(Stored data entries)
-- BEGIN --

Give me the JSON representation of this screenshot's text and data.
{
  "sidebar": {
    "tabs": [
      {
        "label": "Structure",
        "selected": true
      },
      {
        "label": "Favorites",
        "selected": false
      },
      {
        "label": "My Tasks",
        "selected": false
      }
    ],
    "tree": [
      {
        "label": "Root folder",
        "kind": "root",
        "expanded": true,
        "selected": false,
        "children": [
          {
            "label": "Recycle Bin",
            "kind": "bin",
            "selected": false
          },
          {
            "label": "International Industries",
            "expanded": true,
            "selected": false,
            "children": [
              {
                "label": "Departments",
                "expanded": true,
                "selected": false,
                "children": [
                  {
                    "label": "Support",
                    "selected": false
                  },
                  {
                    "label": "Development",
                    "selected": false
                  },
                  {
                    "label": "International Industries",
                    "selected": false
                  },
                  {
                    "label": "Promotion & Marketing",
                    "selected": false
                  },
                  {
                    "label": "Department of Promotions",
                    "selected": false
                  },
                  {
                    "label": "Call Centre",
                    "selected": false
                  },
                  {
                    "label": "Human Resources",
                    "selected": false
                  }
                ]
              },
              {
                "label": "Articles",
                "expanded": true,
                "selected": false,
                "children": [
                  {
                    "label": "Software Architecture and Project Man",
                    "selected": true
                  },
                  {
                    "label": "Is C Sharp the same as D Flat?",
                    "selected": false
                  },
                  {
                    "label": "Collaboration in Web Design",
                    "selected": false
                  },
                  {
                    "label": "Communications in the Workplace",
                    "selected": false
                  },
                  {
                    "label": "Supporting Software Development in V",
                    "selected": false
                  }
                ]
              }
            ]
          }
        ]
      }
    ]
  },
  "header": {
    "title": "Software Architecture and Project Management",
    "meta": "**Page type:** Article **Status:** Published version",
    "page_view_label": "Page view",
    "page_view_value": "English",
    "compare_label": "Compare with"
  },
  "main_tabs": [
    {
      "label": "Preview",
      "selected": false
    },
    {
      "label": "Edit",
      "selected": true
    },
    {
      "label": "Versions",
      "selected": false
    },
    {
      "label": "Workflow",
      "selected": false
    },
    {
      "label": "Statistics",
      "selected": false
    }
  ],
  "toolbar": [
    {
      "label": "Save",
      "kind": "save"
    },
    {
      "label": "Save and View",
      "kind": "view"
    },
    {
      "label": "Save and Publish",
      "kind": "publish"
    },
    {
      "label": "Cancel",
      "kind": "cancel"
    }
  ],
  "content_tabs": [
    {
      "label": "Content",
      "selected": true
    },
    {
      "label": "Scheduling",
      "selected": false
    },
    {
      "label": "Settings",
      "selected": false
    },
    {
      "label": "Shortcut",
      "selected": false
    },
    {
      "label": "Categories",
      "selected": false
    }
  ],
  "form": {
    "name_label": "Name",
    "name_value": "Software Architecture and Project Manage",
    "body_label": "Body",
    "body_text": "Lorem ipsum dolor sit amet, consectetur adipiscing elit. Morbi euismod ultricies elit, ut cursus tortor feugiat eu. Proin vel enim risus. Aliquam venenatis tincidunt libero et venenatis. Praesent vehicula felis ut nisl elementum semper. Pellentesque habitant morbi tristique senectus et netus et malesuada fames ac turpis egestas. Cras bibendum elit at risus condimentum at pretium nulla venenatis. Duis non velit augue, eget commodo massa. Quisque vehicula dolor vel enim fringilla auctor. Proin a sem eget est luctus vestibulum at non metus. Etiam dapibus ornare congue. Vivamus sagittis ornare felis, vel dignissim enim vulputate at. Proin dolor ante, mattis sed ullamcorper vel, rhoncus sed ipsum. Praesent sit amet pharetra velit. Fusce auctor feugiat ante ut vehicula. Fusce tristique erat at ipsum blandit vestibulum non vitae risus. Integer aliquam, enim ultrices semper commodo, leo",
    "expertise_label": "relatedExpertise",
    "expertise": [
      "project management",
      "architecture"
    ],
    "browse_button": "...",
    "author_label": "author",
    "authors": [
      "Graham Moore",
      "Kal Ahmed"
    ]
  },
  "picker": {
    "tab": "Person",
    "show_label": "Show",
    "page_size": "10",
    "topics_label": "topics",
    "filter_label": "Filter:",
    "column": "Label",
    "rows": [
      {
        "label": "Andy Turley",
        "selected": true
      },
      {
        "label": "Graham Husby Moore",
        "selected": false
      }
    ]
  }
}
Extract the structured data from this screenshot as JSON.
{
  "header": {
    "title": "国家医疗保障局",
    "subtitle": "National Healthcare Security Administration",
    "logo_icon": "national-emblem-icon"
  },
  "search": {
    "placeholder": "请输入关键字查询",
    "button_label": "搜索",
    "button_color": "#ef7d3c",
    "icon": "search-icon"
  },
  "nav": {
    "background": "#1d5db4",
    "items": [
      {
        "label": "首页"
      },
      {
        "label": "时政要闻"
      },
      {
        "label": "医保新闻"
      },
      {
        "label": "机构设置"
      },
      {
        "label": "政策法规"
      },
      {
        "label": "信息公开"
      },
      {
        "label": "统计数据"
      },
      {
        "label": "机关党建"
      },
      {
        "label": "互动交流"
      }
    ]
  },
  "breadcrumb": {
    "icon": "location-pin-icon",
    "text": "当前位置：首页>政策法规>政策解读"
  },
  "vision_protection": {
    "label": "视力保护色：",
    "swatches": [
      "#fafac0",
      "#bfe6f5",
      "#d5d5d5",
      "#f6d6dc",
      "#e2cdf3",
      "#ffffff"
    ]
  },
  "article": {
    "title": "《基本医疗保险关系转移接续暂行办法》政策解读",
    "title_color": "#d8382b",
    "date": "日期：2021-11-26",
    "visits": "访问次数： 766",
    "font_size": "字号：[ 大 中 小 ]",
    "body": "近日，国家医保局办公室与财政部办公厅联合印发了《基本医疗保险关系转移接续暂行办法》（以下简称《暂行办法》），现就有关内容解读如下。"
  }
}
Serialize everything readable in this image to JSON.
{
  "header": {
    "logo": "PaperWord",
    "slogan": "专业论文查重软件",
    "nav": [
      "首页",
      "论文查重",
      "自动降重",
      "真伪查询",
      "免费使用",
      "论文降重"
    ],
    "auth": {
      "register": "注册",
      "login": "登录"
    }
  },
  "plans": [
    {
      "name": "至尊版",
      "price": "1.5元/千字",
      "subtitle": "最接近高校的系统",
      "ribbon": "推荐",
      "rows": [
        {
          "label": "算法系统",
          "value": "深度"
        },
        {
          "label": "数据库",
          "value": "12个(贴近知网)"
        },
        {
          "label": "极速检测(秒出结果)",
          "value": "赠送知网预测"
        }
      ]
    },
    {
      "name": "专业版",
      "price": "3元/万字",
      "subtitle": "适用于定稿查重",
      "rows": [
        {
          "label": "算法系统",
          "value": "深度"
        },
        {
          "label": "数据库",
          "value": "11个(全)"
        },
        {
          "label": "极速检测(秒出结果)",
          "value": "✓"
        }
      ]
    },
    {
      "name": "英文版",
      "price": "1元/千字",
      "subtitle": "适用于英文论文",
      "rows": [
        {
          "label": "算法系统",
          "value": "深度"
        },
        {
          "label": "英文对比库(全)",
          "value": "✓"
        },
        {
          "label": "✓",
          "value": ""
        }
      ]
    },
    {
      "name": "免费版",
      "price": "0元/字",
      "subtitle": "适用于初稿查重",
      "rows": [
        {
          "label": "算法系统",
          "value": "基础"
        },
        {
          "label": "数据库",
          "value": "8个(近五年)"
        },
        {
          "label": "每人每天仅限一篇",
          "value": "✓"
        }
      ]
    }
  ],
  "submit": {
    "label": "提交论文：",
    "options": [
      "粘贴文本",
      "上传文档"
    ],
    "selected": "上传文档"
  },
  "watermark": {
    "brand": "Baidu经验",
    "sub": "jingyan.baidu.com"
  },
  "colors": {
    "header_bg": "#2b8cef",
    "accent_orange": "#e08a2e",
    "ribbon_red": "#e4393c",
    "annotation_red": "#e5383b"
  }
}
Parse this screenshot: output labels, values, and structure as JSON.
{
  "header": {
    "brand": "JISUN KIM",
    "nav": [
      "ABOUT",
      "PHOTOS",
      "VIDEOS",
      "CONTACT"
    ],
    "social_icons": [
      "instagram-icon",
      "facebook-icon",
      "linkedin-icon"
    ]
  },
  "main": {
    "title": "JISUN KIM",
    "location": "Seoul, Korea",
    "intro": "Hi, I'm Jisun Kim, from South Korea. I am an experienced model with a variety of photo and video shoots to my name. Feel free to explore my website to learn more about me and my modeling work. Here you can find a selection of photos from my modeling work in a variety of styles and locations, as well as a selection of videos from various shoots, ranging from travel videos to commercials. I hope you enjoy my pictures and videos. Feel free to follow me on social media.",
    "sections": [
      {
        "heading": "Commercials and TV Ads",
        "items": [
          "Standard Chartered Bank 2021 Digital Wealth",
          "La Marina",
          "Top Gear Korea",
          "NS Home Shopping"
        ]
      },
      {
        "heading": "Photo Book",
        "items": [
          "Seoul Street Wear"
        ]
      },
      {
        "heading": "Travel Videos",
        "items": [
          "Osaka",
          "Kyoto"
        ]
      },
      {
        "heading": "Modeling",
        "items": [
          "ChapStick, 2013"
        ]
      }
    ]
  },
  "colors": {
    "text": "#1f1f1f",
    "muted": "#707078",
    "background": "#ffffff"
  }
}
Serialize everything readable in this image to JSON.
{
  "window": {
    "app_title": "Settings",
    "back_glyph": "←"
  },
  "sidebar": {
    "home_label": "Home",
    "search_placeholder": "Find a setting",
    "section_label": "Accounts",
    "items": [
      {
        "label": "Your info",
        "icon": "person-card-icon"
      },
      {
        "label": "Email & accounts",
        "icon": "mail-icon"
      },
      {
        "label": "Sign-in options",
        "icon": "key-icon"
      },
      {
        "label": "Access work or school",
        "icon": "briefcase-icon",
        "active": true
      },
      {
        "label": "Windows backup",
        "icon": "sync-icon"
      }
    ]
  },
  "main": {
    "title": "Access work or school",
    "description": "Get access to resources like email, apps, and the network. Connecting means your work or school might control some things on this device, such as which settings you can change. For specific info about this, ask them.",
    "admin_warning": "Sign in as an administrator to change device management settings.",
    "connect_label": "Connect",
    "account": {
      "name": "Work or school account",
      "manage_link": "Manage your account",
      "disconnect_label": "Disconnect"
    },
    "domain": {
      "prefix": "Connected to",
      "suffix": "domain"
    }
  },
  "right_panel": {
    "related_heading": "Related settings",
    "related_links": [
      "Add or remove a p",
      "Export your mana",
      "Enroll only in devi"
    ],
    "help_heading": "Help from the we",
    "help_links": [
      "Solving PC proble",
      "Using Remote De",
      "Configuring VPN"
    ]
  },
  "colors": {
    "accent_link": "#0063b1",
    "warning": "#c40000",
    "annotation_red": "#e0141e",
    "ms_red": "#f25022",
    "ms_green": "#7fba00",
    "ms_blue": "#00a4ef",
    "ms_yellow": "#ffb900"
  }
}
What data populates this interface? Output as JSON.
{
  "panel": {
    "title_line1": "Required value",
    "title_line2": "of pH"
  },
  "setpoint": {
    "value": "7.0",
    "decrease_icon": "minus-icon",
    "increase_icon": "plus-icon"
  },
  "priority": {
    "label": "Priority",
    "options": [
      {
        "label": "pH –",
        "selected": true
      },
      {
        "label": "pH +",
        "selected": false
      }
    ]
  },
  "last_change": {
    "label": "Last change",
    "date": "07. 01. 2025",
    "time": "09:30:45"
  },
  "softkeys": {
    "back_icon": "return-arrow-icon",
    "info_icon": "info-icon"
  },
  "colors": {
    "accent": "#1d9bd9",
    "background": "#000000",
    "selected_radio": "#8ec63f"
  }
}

-- END --

### [Task]
From the data above, copy each line where the string "Seoul" appears.

### [The answer]
    "location": "Seoul, Korea",
          "Seoul Street Wear"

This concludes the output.